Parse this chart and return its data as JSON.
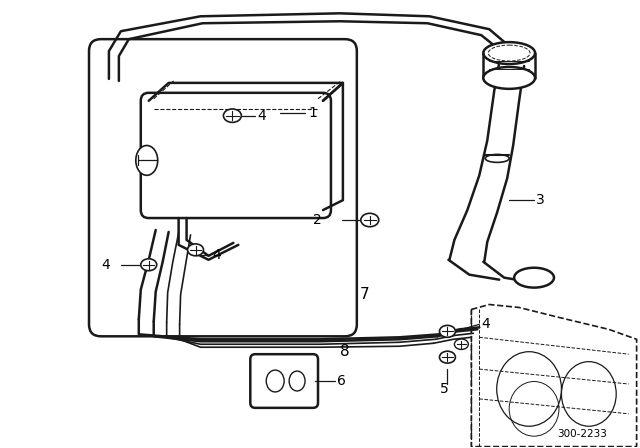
{
  "bg_color": "#ffffff",
  "line_color": "#1a1a1a",
  "label_color": "#000000",
  "diagram_id": "300-2233"
}
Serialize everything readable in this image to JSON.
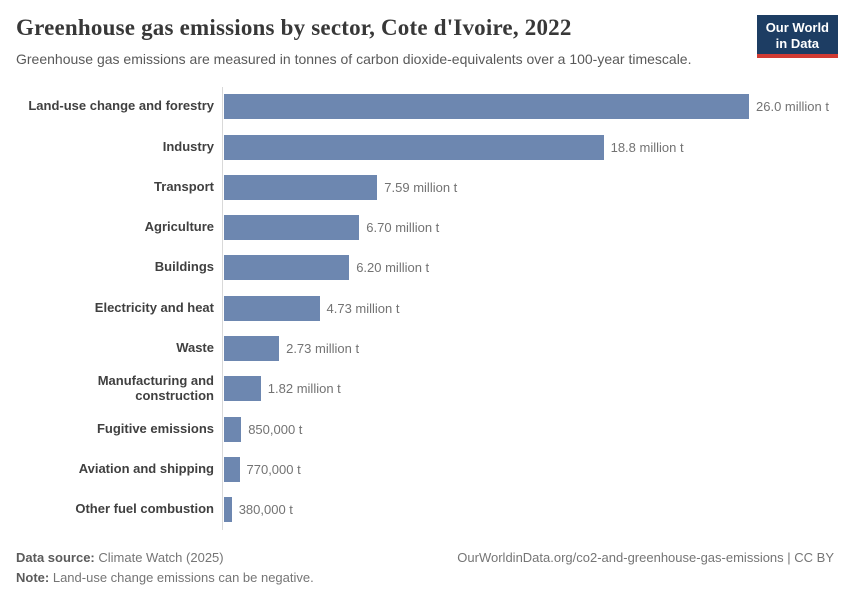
{
  "header": {
    "title": "Greenhouse gas emissions by sector, Cote d'Ivoire, 2022",
    "subtitle": "Greenhouse gas emissions are measured in tonnes of carbon dioxide-equivalents over a 100-year timescale.",
    "logo": {
      "line1": "Our World",
      "line2": "in Data"
    }
  },
  "chart_data": {
    "type": "bar",
    "orientation": "horizontal",
    "title": "Greenhouse gas emissions by sector, Cote d'Ivoire, 2022",
    "unit": "tonnes of CO2-equivalents",
    "categories": [
      "Land-use change and forestry",
      "Industry",
      "Transport",
      "Agriculture",
      "Buildings",
      "Electricity and heat",
      "Waste",
      "Manufacturing and construction",
      "Fugitive emissions",
      "Aviation and shipping",
      "Other fuel combustion"
    ],
    "values_million_t": [
      26.0,
      18.8,
      7.59,
      6.7,
      6.2,
      4.73,
      2.73,
      1.82,
      0.85,
      0.77,
      0.38
    ],
    "value_labels": [
      "26.0 million t",
      "18.8 million t",
      "7.59 million t",
      "6.70 million t",
      "6.20 million t",
      "4.73 million t",
      "2.73 million t",
      "1.82 million t",
      "850,000 t",
      "770,000 t",
      "380,000 t"
    ],
    "xlim": [
      0,
      26.0
    ],
    "grid": false,
    "legend": false
  },
  "colors": {
    "bar": "#6d87b0",
    "axis_line": "#d9d9d9",
    "logo_bg": "#1d3d63",
    "logo_accent": "#d13b33"
  },
  "footer": {
    "data_source_label": "Data source:",
    "data_source_value": "Climate Watch (2025)",
    "note_label": "Note:",
    "note_value": "Land-use change emissions can be negative.",
    "link": "OurWorldinData.org/co2-and-greenhouse-gas-emissions | CC BY"
  }
}
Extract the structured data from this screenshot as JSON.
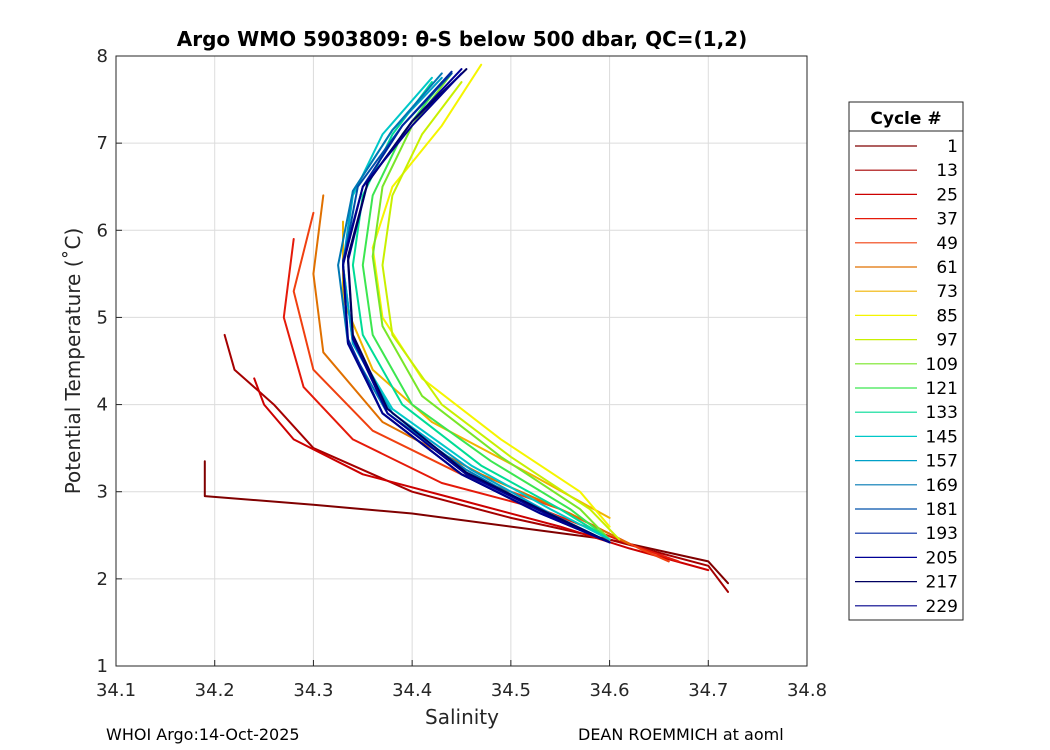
{
  "chart_data": {
    "type": "line",
    "title": "Argo WMO 5903809: θ-S below 500 dbar,  QC=(1,2)",
    "xlabel": "Salinity",
    "ylabel": "Potential Temperature (˚C)",
    "xlim": [
      34.1,
      34.8
    ],
    "ylim": [
      1,
      8
    ],
    "xticks": [
      "34.1",
      "34.2",
      "34.3",
      "34.4",
      "34.5",
      "34.6",
      "34.7",
      "34.8"
    ],
    "yticks": [
      "1",
      "2",
      "3",
      "4",
      "5",
      "6",
      "7",
      "8"
    ],
    "grid": true,
    "legend": {
      "title": "Cycle #",
      "placement": "right",
      "entries": [
        {
          "label": "1",
          "color": "#800000"
        },
        {
          "label": "13",
          "color": "#A50000"
        },
        {
          "label": "25",
          "color": "#CC0000"
        },
        {
          "label": "37",
          "color": "#E51A0A"
        },
        {
          "label": "49",
          "color": "#F04010"
        },
        {
          "label": "61",
          "color": "#E07000"
        },
        {
          "label": "73",
          "color": "#F0B400"
        },
        {
          "label": "85",
          "color": "#F5F500"
        },
        {
          "label": "97",
          "color": "#C8F000"
        },
        {
          "label": "109",
          "color": "#78E628"
        },
        {
          "label": "121",
          "color": "#3CE650"
        },
        {
          "label": "133",
          "color": "#00DC96"
        },
        {
          "label": "145",
          "color": "#00C8C8"
        },
        {
          "label": "157",
          "color": "#00A0C8"
        },
        {
          "label": "169",
          "color": "#0078B4"
        },
        {
          "label": "181",
          "color": "#0050AA"
        },
        {
          "label": "193",
          "color": "#0028A0"
        },
        {
          "label": "205",
          "color": "#000096"
        },
        {
          "label": "217",
          "color": "#000060"
        },
        {
          "label": "229",
          "color": "#00008C"
        }
      ]
    },
    "series": [
      {
        "name": "1",
        "color": "#800000",
        "points": [
          [
            34.19,
            3.35
          ],
          [
            34.19,
            2.95
          ],
          [
            34.3,
            2.85
          ],
          [
            34.4,
            2.75
          ],
          [
            34.5,
            2.6
          ],
          [
            34.6,
            2.45
          ],
          [
            34.7,
            2.2
          ],
          [
            34.72,
            1.95
          ]
        ]
      },
      {
        "name": "13",
        "color": "#A50000",
        "points": [
          [
            34.21,
            4.8
          ],
          [
            34.22,
            4.4
          ],
          [
            34.26,
            4.0
          ],
          [
            34.3,
            3.5
          ],
          [
            34.4,
            3.0
          ],
          [
            34.5,
            2.7
          ],
          [
            34.6,
            2.45
          ],
          [
            34.7,
            2.15
          ],
          [
            34.72,
            1.85
          ]
        ]
      },
      {
        "name": "25",
        "color": "#CC0000",
        "points": [
          [
            34.24,
            4.3
          ],
          [
            34.25,
            4.0
          ],
          [
            34.28,
            3.6
          ],
          [
            34.35,
            3.2
          ],
          [
            34.45,
            2.9
          ],
          [
            34.55,
            2.6
          ],
          [
            34.62,
            2.35
          ],
          [
            34.7,
            2.1
          ]
        ]
      },
      {
        "name": "37",
        "color": "#E51A0A",
        "points": [
          [
            34.28,
            5.9
          ],
          [
            34.27,
            5.0
          ],
          [
            34.29,
            4.2
          ],
          [
            34.34,
            3.6
          ],
          [
            34.43,
            3.1
          ],
          [
            34.53,
            2.8
          ],
          [
            34.62,
            2.4
          ],
          [
            34.67,
            2.2
          ]
        ]
      },
      {
        "name": "49",
        "color": "#F04010",
        "points": [
          [
            34.3,
            6.2
          ],
          [
            34.28,
            5.3
          ],
          [
            34.3,
            4.4
          ],
          [
            34.36,
            3.7
          ],
          [
            34.45,
            3.2
          ],
          [
            34.55,
            2.8
          ],
          [
            34.63,
            2.35
          ],
          [
            34.66,
            2.2
          ]
        ]
      },
      {
        "name": "61",
        "color": "#E07000",
        "points": [
          [
            34.31,
            6.4
          ],
          [
            34.3,
            5.5
          ],
          [
            34.31,
            4.6
          ],
          [
            34.37,
            3.8
          ],
          [
            34.47,
            3.2
          ],
          [
            34.56,
            2.75
          ],
          [
            34.62,
            2.4
          ]
        ]
      },
      {
        "name": "73",
        "color": "#F0B400",
        "points": [
          [
            34.33,
            6.1
          ],
          [
            34.33,
            5.2
          ],
          [
            34.36,
            4.4
          ],
          [
            34.42,
            3.8
          ],
          [
            34.52,
            3.2
          ],
          [
            34.6,
            2.7
          ]
        ]
      },
      {
        "name": "85",
        "color": "#F5F500",
        "points": [
          [
            34.47,
            7.9
          ],
          [
            34.43,
            7.2
          ],
          [
            34.38,
            6.5
          ],
          [
            34.36,
            5.8
          ],
          [
            34.37,
            5.0
          ],
          [
            34.41,
            4.3
          ],
          [
            34.49,
            3.6
          ],
          [
            34.57,
            3.0
          ],
          [
            34.6,
            2.6
          ]
        ]
      },
      {
        "name": "97",
        "color": "#C8F000",
        "points": [
          [
            34.45,
            7.7
          ],
          [
            34.41,
            7.1
          ],
          [
            34.38,
            6.4
          ],
          [
            34.37,
            5.6
          ],
          [
            34.38,
            4.8
          ],
          [
            34.43,
            4.0
          ],
          [
            34.5,
            3.4
          ],
          [
            34.58,
            2.8
          ],
          [
            34.61,
            2.45
          ]
        ]
      },
      {
        "name": "109",
        "color": "#78E628",
        "points": [
          [
            34.44,
            7.8
          ],
          [
            34.4,
            7.2
          ],
          [
            34.37,
            6.5
          ],
          [
            34.36,
            5.7
          ],
          [
            34.37,
            4.9
          ],
          [
            34.41,
            4.1
          ],
          [
            34.49,
            3.4
          ],
          [
            34.57,
            2.8
          ],
          [
            34.6,
            2.45
          ]
        ]
      },
      {
        "name": "121",
        "color": "#3CE650",
        "points": [
          [
            34.43,
            7.7
          ],
          [
            34.39,
            7.1
          ],
          [
            34.36,
            6.4
          ],
          [
            34.35,
            5.6
          ],
          [
            34.36,
            4.8
          ],
          [
            34.4,
            4.0
          ],
          [
            34.48,
            3.35
          ],
          [
            34.56,
            2.8
          ],
          [
            34.6,
            2.45
          ]
        ]
      },
      {
        "name": "133",
        "color": "#00DC96",
        "points": [
          [
            34.42,
            7.7
          ],
          [
            34.38,
            7.1
          ],
          [
            34.35,
            6.4
          ],
          [
            34.34,
            5.6
          ],
          [
            34.35,
            4.8
          ],
          [
            34.39,
            4.0
          ],
          [
            34.47,
            3.3
          ],
          [
            34.55,
            2.8
          ],
          [
            34.6,
            2.45
          ]
        ]
      },
      {
        "name": "145",
        "color": "#00C8C8",
        "points": [
          [
            34.42,
            7.75
          ],
          [
            34.37,
            7.1
          ],
          [
            34.34,
            6.4
          ],
          [
            34.33,
            5.6
          ],
          [
            34.34,
            4.7
          ],
          [
            34.38,
            3.95
          ],
          [
            34.46,
            3.3
          ],
          [
            34.54,
            2.8
          ],
          [
            34.6,
            2.45
          ]
        ]
      },
      {
        "name": "157",
        "color": "#00A0C8",
        "points": [
          [
            34.43,
            7.75
          ],
          [
            34.38,
            7.15
          ],
          [
            34.34,
            6.45
          ],
          [
            34.33,
            5.6
          ],
          [
            34.34,
            4.7
          ],
          [
            34.38,
            3.9
          ],
          [
            34.46,
            3.25
          ],
          [
            34.54,
            2.75
          ],
          [
            34.6,
            2.42
          ]
        ]
      },
      {
        "name": "169",
        "color": "#0078B4",
        "points": [
          [
            34.43,
            7.8
          ],
          [
            34.38,
            7.15
          ],
          [
            34.34,
            6.45
          ],
          [
            34.325,
            5.6
          ],
          [
            34.335,
            4.7
          ],
          [
            34.375,
            3.9
          ],
          [
            34.455,
            3.25
          ],
          [
            34.535,
            2.75
          ],
          [
            34.6,
            2.42
          ]
        ]
      },
      {
        "name": "181",
        "color": "#0050AA",
        "points": [
          [
            34.44,
            7.8
          ],
          [
            34.39,
            7.2
          ],
          [
            34.345,
            6.5
          ],
          [
            34.33,
            5.6
          ],
          [
            34.335,
            4.7
          ],
          [
            34.37,
            3.9
          ],
          [
            34.45,
            3.2
          ],
          [
            34.53,
            2.75
          ],
          [
            34.6,
            2.42
          ]
        ]
      },
      {
        "name": "193",
        "color": "#0028A0",
        "points": [
          [
            34.44,
            7.82
          ],
          [
            34.39,
            7.2
          ],
          [
            34.35,
            6.5
          ],
          [
            34.33,
            5.65
          ],
          [
            34.335,
            4.75
          ],
          [
            34.37,
            3.9
          ],
          [
            34.45,
            3.2
          ],
          [
            34.53,
            2.75
          ],
          [
            34.6,
            2.42
          ]
        ]
      },
      {
        "name": "205",
        "color": "#000096",
        "points": [
          [
            34.45,
            7.85
          ],
          [
            34.4,
            7.25
          ],
          [
            34.355,
            6.55
          ],
          [
            34.335,
            5.65
          ],
          [
            34.34,
            4.75
          ],
          [
            34.375,
            3.9
          ],
          [
            34.455,
            3.2
          ],
          [
            34.535,
            2.75
          ],
          [
            34.6,
            2.42
          ]
        ]
      },
      {
        "name": "217",
        "color": "#000060",
        "points": [
          [
            34.455,
            7.85
          ],
          [
            34.4,
            7.25
          ],
          [
            34.355,
            6.55
          ],
          [
            34.335,
            5.7
          ],
          [
            34.34,
            4.8
          ],
          [
            34.375,
            3.95
          ],
          [
            34.455,
            3.22
          ],
          [
            34.535,
            2.77
          ],
          [
            34.6,
            2.42
          ]
        ]
      },
      {
        "name": "229",
        "color": "#00008C",
        "points": [
          [
            34.45,
            7.8
          ],
          [
            34.4,
            7.2
          ],
          [
            34.35,
            6.5
          ],
          [
            34.33,
            5.6
          ],
          [
            34.335,
            4.7
          ],
          [
            34.37,
            3.9
          ],
          [
            34.45,
            3.2
          ],
          [
            34.53,
            2.75
          ],
          [
            34.6,
            2.42
          ]
        ]
      }
    ]
  },
  "footer": {
    "left": "WHOI Argo:14-Oct-2025",
    "right": "DEAN ROEMMICH at aoml"
  }
}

• Given problem
Among the lines of the listing, how many hold the string "this"? Respond with only the number.

• Task output
3